> JOB
From the records below, extract all the text exactly and leave the images behind.

══════

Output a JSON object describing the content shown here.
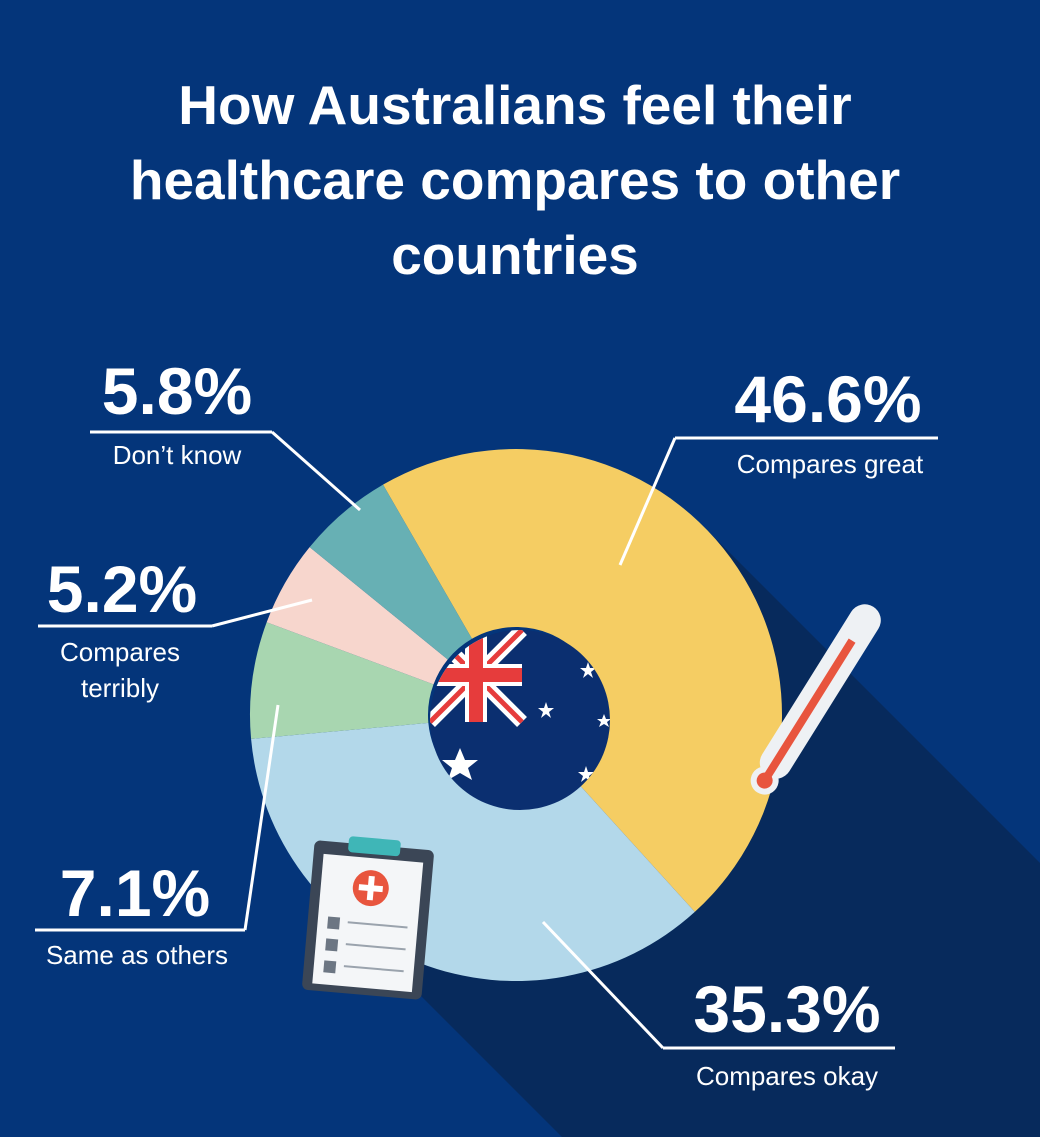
{
  "chart_data": {
    "type": "donut",
    "title": "How Australians feel their healthcare compares to other countries",
    "categories": [
      "Compares great",
      "Compares okay",
      "Same as others",
      "Compares terribly",
      "Don’t know"
    ],
    "values": [
      46.6,
      35.3,
      7.1,
      5.2,
      5.8
    ],
    "value_labels": [
      "46.6%",
      "35.3%",
      "7.1%",
      "5.2%",
      "5.8%"
    ],
    "colors": [
      "#f5cd63",
      "#b3d8ea",
      "#a8d6b0",
      "#f7d6cd",
      "#67b0b4"
    ]
  }
}
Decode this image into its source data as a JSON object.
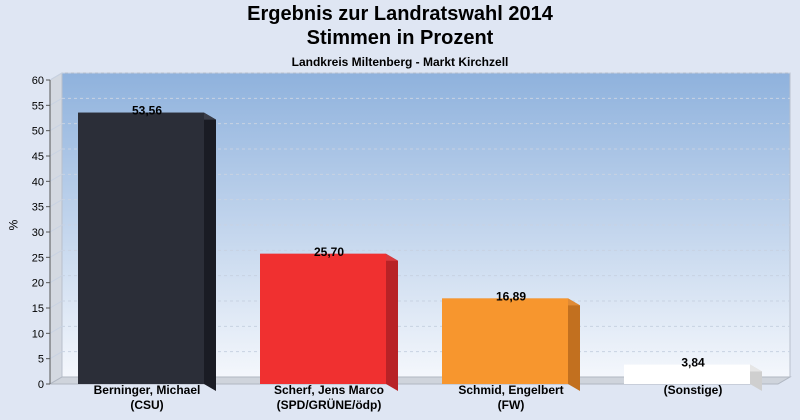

══════

> SOLUTION
Output a JSON object describing the content shown here.
{
  "chart_data": {
    "type": "donut",
    "title": "How Australians feel their healthcare compares to other countries",
    "categories": [
      "Compares great",
      "Compares okay",
      "Same as others",
      "Compares terribly",
      "Don’t know"
    ],
    "values": [
      46.6,
      35.3,
      7.1,
      5.2,
      5.8
    ],
    "value_labels": [
      "46.6%",
      "35.3%",
      "7.1%",
      "5.2%",
      "5.8%"
    ],
    "colors": [
      "#f5cd63",
      "#b3d8ea",
      "#a8d6b0",
      "#f7d6cd",
      "#67b0b4"
    ]
  }
}
Decode this image into its source data as a JSON object.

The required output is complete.